— Given task A —
Reproduce the text about the Tomb of Christ word for word, in full.
====== Page excerpt
The Tomb of Christ - The Mystery of the Resurrection in Medieval Illumination
The Church of the Holy Sepulcher in Jerusalem is probably one of the most famous sacral buildings in the world and, as the central pilgrimage site of Christianity, attracts millions of believers and interested people every year – given that it houses the Golgotha rock and the Holy Sepulcher, where Jesus Christ is said to have been buried after his crucifixion. As early as the 4th century, Constantine the Great had the structure built as a place of worship, creating an architecture that would shape the concept of the Holy Sepulcher for centuries: even today, the burial chamber is enclosed by a chapel-like aedicule, which in turn is located within the Dome of the Anastasis.
The veneration of the tomb and the mystery of the resurrection is already evident in the Middle Ages not only in a flourishing pilgrimage system and the extensive trade in relics, but as a result especially in countless chapels imitating the Holy Sepulchre, such as the so-called Holy Sepulchre in Görlitz, which were intended to allow the holy site to be physically tangible in other places as well. Moreover, the feast of the Resurrection, Easter, is the most important religious event of the Christian year.
============
====== Exercise data
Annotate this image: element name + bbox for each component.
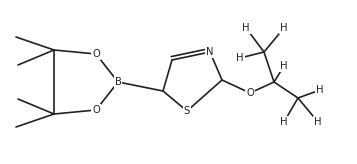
Text: O: O: [92, 49, 100, 59]
Text: H: H: [280, 117, 288, 127]
Text: H: H: [242, 23, 250, 33]
Text: O: O: [92, 105, 100, 115]
Text: H: H: [314, 117, 322, 127]
Text: H: H: [280, 23, 288, 33]
Text: H: H: [316, 85, 324, 95]
Text: B: B: [115, 77, 121, 87]
Text: S: S: [184, 106, 190, 116]
Text: H: H: [236, 53, 244, 63]
Text: H: H: [280, 61, 288, 71]
Text: N: N: [206, 47, 214, 57]
Text: O: O: [246, 88, 254, 98]
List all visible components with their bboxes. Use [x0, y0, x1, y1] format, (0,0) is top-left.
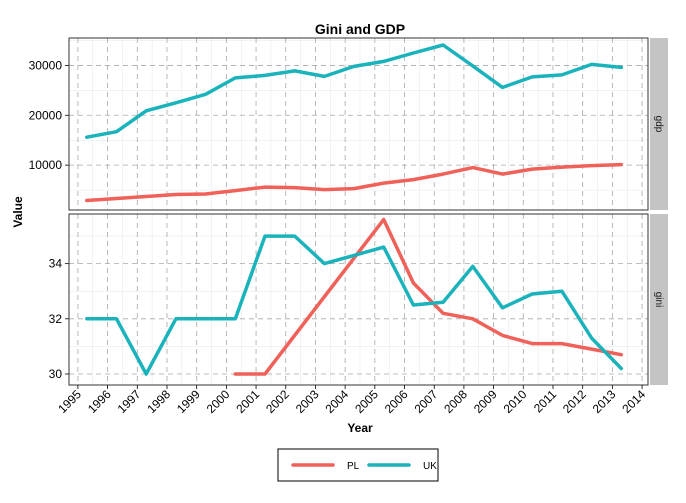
x-tick-label: 1995	[55, 387, 84, 416]
panel-background	[69, 214, 648, 385]
panel-border	[68, 37, 649, 211]
x-tick-label: 2001	[233, 387, 262, 416]
x-tick-label: 2009	[471, 387, 500, 416]
x-tick-label: 2002	[263, 387, 292, 416]
x-tick-label: 2011	[531, 387, 559, 415]
series-line-pl	[85, 162, 624, 203]
x-tick-label: 2006	[382, 387, 411, 416]
legend-label-uk: UK	[423, 461, 437, 472]
x-tick-label: 2007	[412, 387, 441, 416]
y-tick-label: 30	[49, 367, 63, 381]
x-tick-label: 1996	[85, 387, 114, 416]
y-tick-label: 34	[49, 257, 63, 271]
facet-strip	[650, 38, 668, 210]
legend: PL UK	[277, 448, 439, 482]
x-tick-label: 1998	[144, 387, 173, 416]
gdp-panel: 10000 20000 30000 gdp	[29, 37, 668, 211]
x-tick-label: 2012	[560, 387, 589, 416]
facet-strip	[650, 214, 668, 385]
y-tick-label: 20000	[29, 108, 63, 122]
gini-panel: 30 32 34 gini	[49, 213, 668, 386]
x-tick-label: 1997	[115, 387, 144, 416]
legend-label-pl: PL	[347, 461, 360, 472]
x-tick-label: 2005	[352, 387, 381, 416]
series-line-uk	[85, 43, 624, 139]
x-tick-label: 2004	[322, 387, 351, 416]
series-line-pl	[233, 217, 624, 376]
x-tick-label: 2014	[619, 387, 648, 416]
facet-strip-label: gini	[653, 292, 664, 308]
panel-border	[68, 213, 649, 386]
x-axis-title: Year	[347, 421, 373, 435]
chart-title: Gini and GDP	[315, 21, 405, 37]
y-tick-label: 30000	[29, 58, 63, 72]
x-tick-label: 2000	[204, 387, 233, 416]
x-axis: 1995 1996 1997 1998 1999 2000 2001 2002 2003 2004…	[55, 385, 648, 416]
x-tick-label: 2008	[441, 387, 470, 416]
series-line-uk	[85, 234, 624, 376]
facet-strip-label: gdp	[653, 116, 664, 133]
x-tick-label: 2010	[501, 387, 530, 416]
x-tick-label: 2013	[590, 387, 619, 416]
x-tick-label: 1999	[174, 387, 203, 416]
y-axis-title: Value	[11, 196, 25, 228]
y-tick-label: 32	[49, 312, 63, 326]
y-tick-label: 10000	[29, 158, 63, 172]
x-tick-label: 2003	[293, 387, 322, 416]
panel-background	[69, 38, 648, 210]
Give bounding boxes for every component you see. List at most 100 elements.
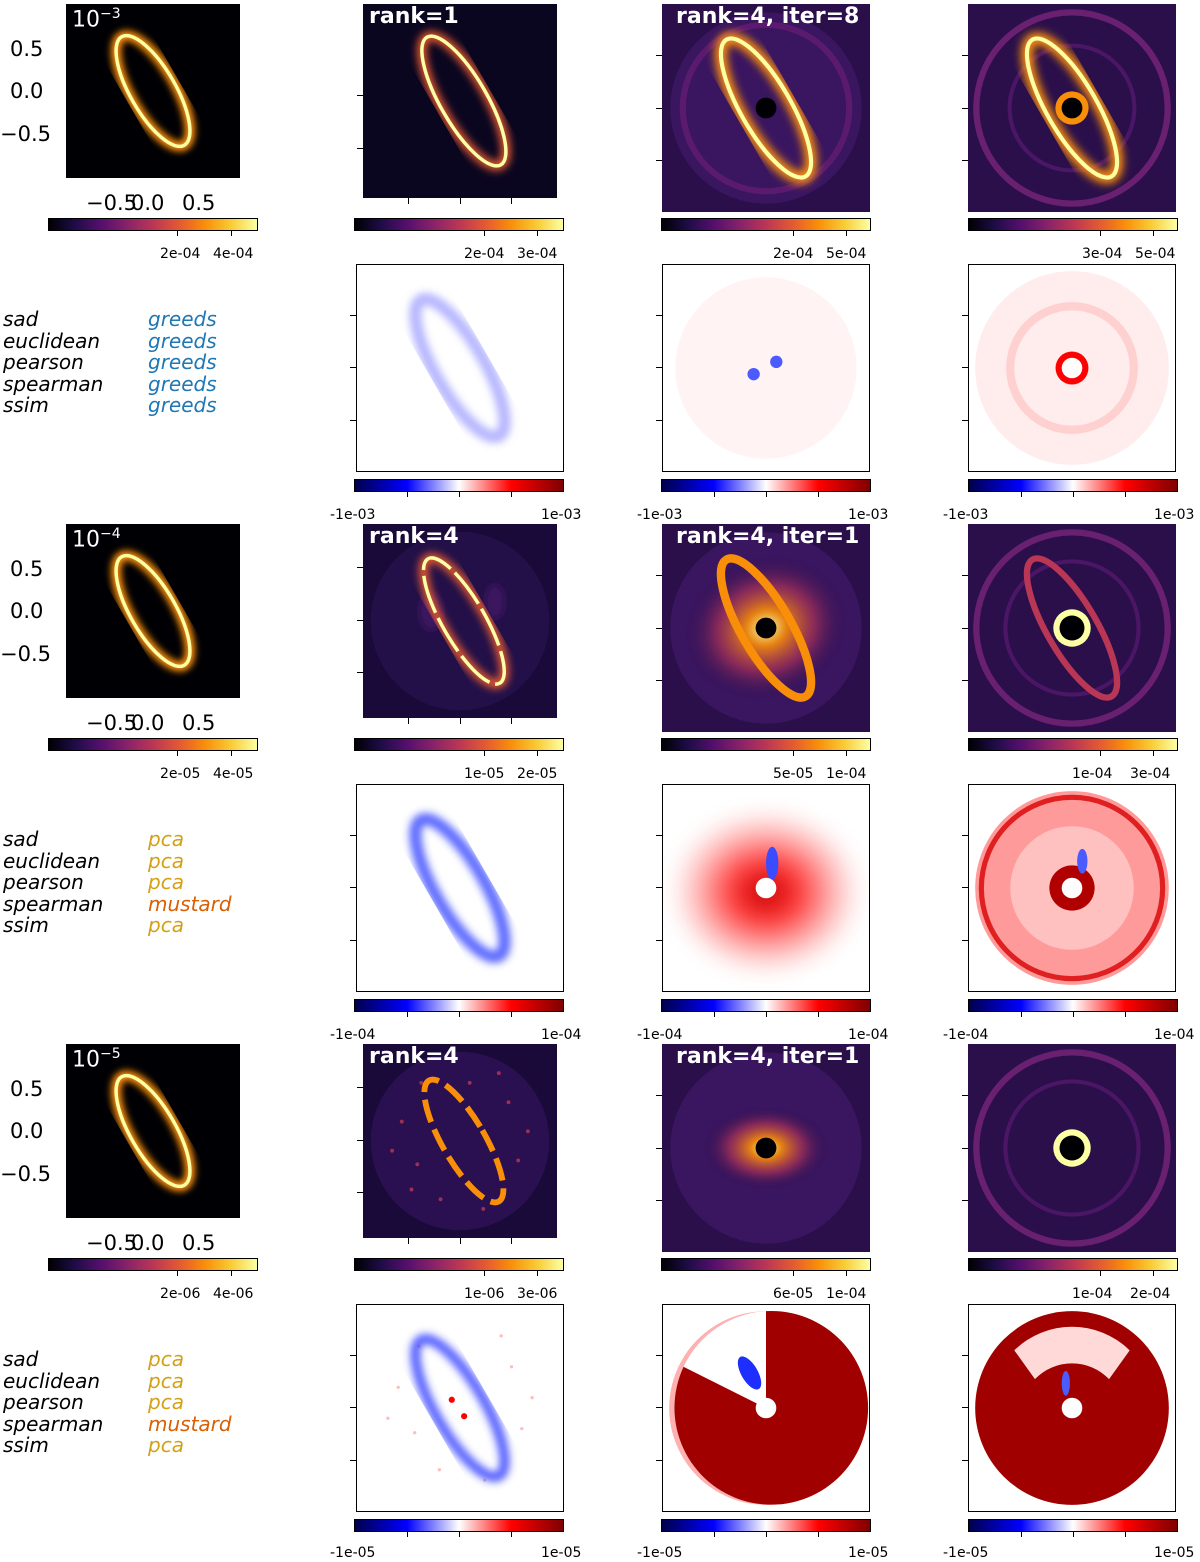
colorbar-tick-label: 1e-04 bbox=[1072, 1286, 1113, 1302]
winner-legend: greeds greeds greeds greeds greeds bbox=[148, 307, 217, 417]
residual-mustard-row0 bbox=[662, 264, 870, 472]
colorbar-tick-label: 1e-03 bbox=[1154, 507, 1195, 523]
colorbar-tick-label: -1e-03 bbox=[943, 507, 989, 523]
winner-legend: pca pca pca mustard pca bbox=[148, 827, 232, 937]
y-tick-label: −0.5 bbox=[0, 642, 51, 666]
colorbar-col3 bbox=[661, 1258, 871, 1276]
y-tick-label: −0.5 bbox=[0, 122, 51, 146]
x-tick-label: 0.5 bbox=[182, 711, 216, 735]
colorbar-tick-label: 1e-04 bbox=[541, 1027, 582, 1043]
residual-greeds-row1 bbox=[356, 784, 564, 992]
y-tick-label: 0.0 bbox=[10, 599, 44, 623]
y-tick-label: 0.5 bbox=[10, 37, 44, 61]
x-tick-label: 0.0 bbox=[131, 711, 165, 735]
x-tick-label: −0.5 bbox=[86, 1231, 137, 1255]
residual-colorbar bbox=[661, 1519, 871, 1537]
colorbar-tick-label: 5e-05 bbox=[773, 766, 814, 782]
x-tick-label: 0.5 bbox=[182, 191, 216, 215]
greeds-rank4-image-row1: rank=4 bbox=[363, 524, 557, 718]
colorbar-tick-label: -1e-04 bbox=[637, 1027, 683, 1043]
residual-mustard-row2 bbox=[662, 1304, 870, 1512]
colorbar-tick-label: 1e-05 bbox=[848, 1545, 889, 1561]
colorbar-tick-label: -1e-05 bbox=[637, 1545, 683, 1561]
colorbar-tick-label: -1e-04 bbox=[330, 1027, 376, 1043]
truth-colorbar bbox=[48, 218, 258, 236]
greeds-rank4-image-row2: rank=4 bbox=[363, 1044, 557, 1238]
colorbar-tick-label: 2e-04 bbox=[160, 246, 201, 262]
contrast-label: 10−4 bbox=[72, 526, 121, 553]
panel-title: rank=4 bbox=[369, 1044, 459, 1069]
colorbar-tick-label: 2e-05 bbox=[517, 766, 558, 782]
truth-colorbar bbox=[48, 1258, 258, 1276]
residual-pca-row1 bbox=[968, 784, 1176, 992]
y-tick-label: 0.5 bbox=[10, 557, 44, 581]
disk-ring bbox=[110, 1070, 196, 1192]
metric-legend: sad euclidean pearson spearman ssim bbox=[3, 827, 104, 937]
colorbar-tick-label: 6e-05 bbox=[773, 1286, 814, 1302]
disk-ring bbox=[370, 1051, 550, 1231]
colorbar-tick-label: 1e-05 bbox=[541, 1545, 582, 1561]
colorbar-col4 bbox=[968, 738, 1178, 756]
residual-colorbar bbox=[968, 1519, 1178, 1537]
colorbar-tick-label: -1e-03 bbox=[330, 507, 376, 523]
panel-title: rank=4 bbox=[369, 524, 459, 549]
residual-colorbar bbox=[661, 999, 871, 1017]
colorbar-tick-label: 1e-04 bbox=[826, 1286, 867, 1302]
residual-colorbar bbox=[968, 479, 1178, 497]
colorbar-tick-label: 1e-04 bbox=[1154, 1027, 1195, 1043]
residual-pca-row0 bbox=[968, 264, 1176, 472]
residual-mustard-row1 bbox=[662, 784, 870, 992]
panel-title: rank=1 bbox=[369, 4, 459, 29]
colorbar-tick-label: 2e-04 bbox=[464, 246, 505, 262]
colorbar-tick-label: -1e-03 bbox=[637, 507, 683, 523]
disk-ring bbox=[370, 531, 550, 711]
colorbar-col3 bbox=[661, 218, 871, 236]
colorbar-tick-label: -1e-04 bbox=[943, 1027, 989, 1043]
colorbar-tick-label: 1e-04 bbox=[848, 1027, 889, 1043]
residual-colorbar bbox=[661, 479, 871, 497]
contrast-label: 10−5 bbox=[72, 1046, 121, 1073]
disk-ring bbox=[973, 1049, 1171, 1247]
x-tick-label: 0.0 bbox=[131, 1231, 165, 1255]
panel-title: rank=4, iter=1 bbox=[676, 524, 860, 549]
x-tick-label: 0.5 bbox=[182, 1231, 216, 1255]
panel-title: rank=4, iter=1 bbox=[676, 1044, 860, 1069]
colorbar-tick-label: 1e-04 bbox=[826, 766, 867, 782]
disk-ring bbox=[670, 12, 862, 204]
disk-ring bbox=[417, 31, 511, 171]
colorbar-col2 bbox=[354, 218, 564, 236]
colorbar-tick-label: 2e-06 bbox=[160, 1286, 201, 1302]
colorbar-tick-label: 1e-03 bbox=[541, 507, 582, 523]
colorbar-tick-label: 4e-04 bbox=[213, 246, 254, 262]
colorbar-tick-label: 1e-05 bbox=[1154, 1545, 1195, 1561]
truth-image-row1: 10−4 bbox=[66, 524, 240, 698]
truth-image-row2: 10−5 bbox=[66, 1044, 240, 1218]
contrast-label: 10−3 bbox=[72, 6, 121, 33]
colorbar-tick-label: 3e-04 bbox=[1082, 246, 1123, 262]
residual-pca-row2 bbox=[968, 1304, 1176, 1512]
y-tick-label: −0.5 bbox=[0, 1162, 51, 1186]
colorbar-tick-label: 1e-06 bbox=[464, 1286, 505, 1302]
colorbar-col3 bbox=[661, 738, 871, 756]
colorbar-tick-label: 1e-04 bbox=[1072, 766, 1113, 782]
truth-image-row0: 10−3 bbox=[66, 4, 240, 178]
residual-greeds-row0 bbox=[356, 264, 564, 472]
colorbar-tick-label: 3e-06 bbox=[517, 1286, 558, 1302]
colorbar-tick-label: 2e-04 bbox=[773, 246, 814, 262]
mustard-image-row2: rank=4, iter=1 bbox=[662, 1044, 870, 1252]
colorbar-col2 bbox=[354, 1258, 564, 1276]
colorbar-tick-label: -1e-05 bbox=[943, 1545, 989, 1561]
colorbar-tick-label: 1e-03 bbox=[848, 507, 889, 523]
residual-colorbar bbox=[968, 999, 1178, 1017]
disk-ring bbox=[110, 550, 196, 672]
mustard-image-row0: rank=4, iter=8 bbox=[662, 4, 870, 212]
disk-ring bbox=[670, 1052, 862, 1244]
colorbar-tick-label: 3e-04 bbox=[1130, 766, 1171, 782]
colorbar-col2 bbox=[354, 738, 564, 756]
winner-legend: pca pca pca mustard pca bbox=[148, 1347, 232, 1457]
pca-image-row0 bbox=[968, 4, 1176, 212]
greeds-rank1-image: rank=1 bbox=[363, 4, 557, 198]
pca-image-row1 bbox=[968, 524, 1176, 732]
y-tick-label: 0.0 bbox=[10, 1119, 44, 1143]
pca-image-row2 bbox=[968, 1044, 1176, 1252]
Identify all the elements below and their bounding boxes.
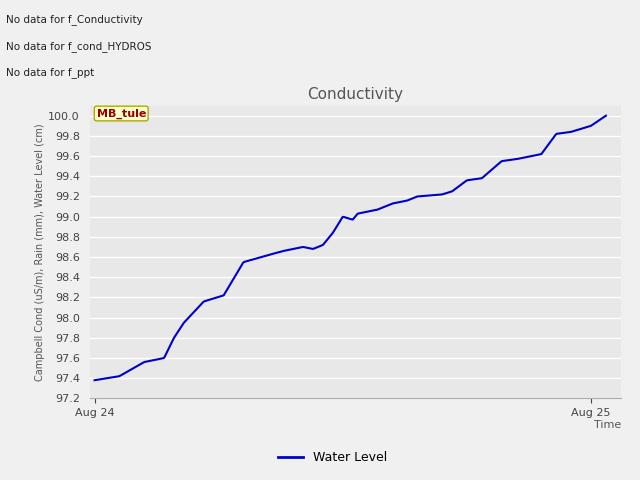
Text: No data for f_cond_HYDROS: No data for f_cond_HYDROS [6,41,152,52]
Legend: Water Level: Water Level [273,446,392,469]
Text: MB_tule: MB_tule [97,108,146,119]
X-axis label: Time: Time [593,420,621,430]
Text: No data for f_Conductivity: No data for f_Conductivity [6,14,143,25]
Y-axis label: Campbell Cond (uS/m), Rain (mm), Water Level (cm): Campbell Cond (uS/m), Rain (mm), Water L… [35,123,45,381]
Text: No data for f_ppt: No data for f_ppt [6,67,95,78]
Title: Conductivity: Conductivity [307,87,403,102]
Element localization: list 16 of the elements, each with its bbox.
============
— Given task B —
Transcribe, exactly, the part of the entries above that opens with the line containing "387, 84, 416]" and closes with the line containing "312, 63, 326]", both of those lines included.

— Correct result A —
The Tomb of Christ - The Mystery of the Resurrection in Medieval Illumination
The Church of the Holy Sepulcher in Jerusalem is probably one of the most famous sacral buildings in the world and, as the central pilgrimage site of Christianity, attracts millions of believers and interested people every year – given that it houses the Golgotha rock and the Holy Sepulcher, where Jesus Christ is said to have been buried after his crucifixion. As early as the 4th century, Constantine the Great had the structure built as a place of worship, creating an architecture that would shape the concept of the Holy Sepulcher for centuries: even today, the burial chamber is enclosed by a chapel-like aedicule, which in turn is located within the Dome of the Anastasis.
The veneration of the tomb and the mystery of the resurrection is already evident in the Middle Ages not only in a flourishing pilgrimage system and the extensive trade in relics, but as a result especially in countless chapels imitating the Holy Sepulchre, such as the so-called Holy Sepulchre in Görlitz, which were intended to allow the holy site to be physically tangible in other places as well. Moreover, the feast of the Resurrection, Easter, is the most important religious event of the Christian year.

— Correct result B —
x-tick-label: 1995	[55, 387, 84, 416]
panel-background	[69, 214, 648, 385]
panel-border	[68, 37, 649, 211]
x-tick-label: 2001	[233, 387, 262, 416]
x-tick-label: 2009	[471, 387, 500, 416]
x-tick-label: 2002	[263, 387, 292, 416]
x-tick-label: 2011	[531, 387, 559, 415]
series-line-pl	[85, 162, 624, 203]
x-tick-label: 2006	[382, 387, 411, 416]
legend-label-uk: UK	[423, 461, 437, 472]
x-tick-label: 2007	[412, 387, 441, 416]
y-tick-label: 30	[49, 367, 63, 381]
x-tick-label: 1996	[85, 387, 114, 416]
y-tick-label: 34	[49, 257, 63, 271]
facet-strip	[650, 38, 668, 210]
legend: PL UK	[277, 448, 439, 482]
x-tick-label: 1998	[144, 387, 173, 416]
gdp-panel: 10000 20000 30000 gdp	[29, 37, 668, 211]
x-tick-label: 2012	[560, 387, 589, 416]
facet-strip	[650, 214, 668, 385]
y-tick-label: 20000	[29, 108, 63, 122]
gini-panel: 30 32 34 gini	[49, 213, 668, 386]
x-tick-label: 1997	[115, 387, 144, 416]
legend-label-pl: PL	[347, 461, 360, 472]
x-tick-label: 2005	[352, 387, 381, 416]
series-line-uk	[85, 43, 624, 139]
x-tick-label: 2004	[322, 387, 351, 416]
series-line-pl	[233, 217, 624, 376]
x-tick-label: 2014	[619, 387, 648, 416]
facet-strip-label: gini	[653, 292, 664, 308]
panel-border	[68, 213, 649, 386]
x-axis-title: Year	[347, 421, 373, 435]
chart-title: Gini and GDP	[315, 21, 405, 37]
y-tick-label: 30000	[29, 58, 63, 72]
x-tick-label: 2000	[204, 387, 233, 416]
x-axis: 1995 1996 1997 1998 1999 2000 2001 2002 2003 2004…	[55, 385, 648, 416]
x-tick-label: 2008	[441, 387, 470, 416]
series-line-uk	[85, 234, 624, 376]
facet-strip-label: gdp	[653, 116, 664, 133]
x-tick-label: 2010	[501, 387, 530, 416]
x-tick-label: 2013	[590, 387, 619, 416]
x-tick-label: 1999	[174, 387, 203, 416]
y-axis-title: Value	[11, 196, 25, 228]
y-tick-label: 32	[49, 312, 63, 326]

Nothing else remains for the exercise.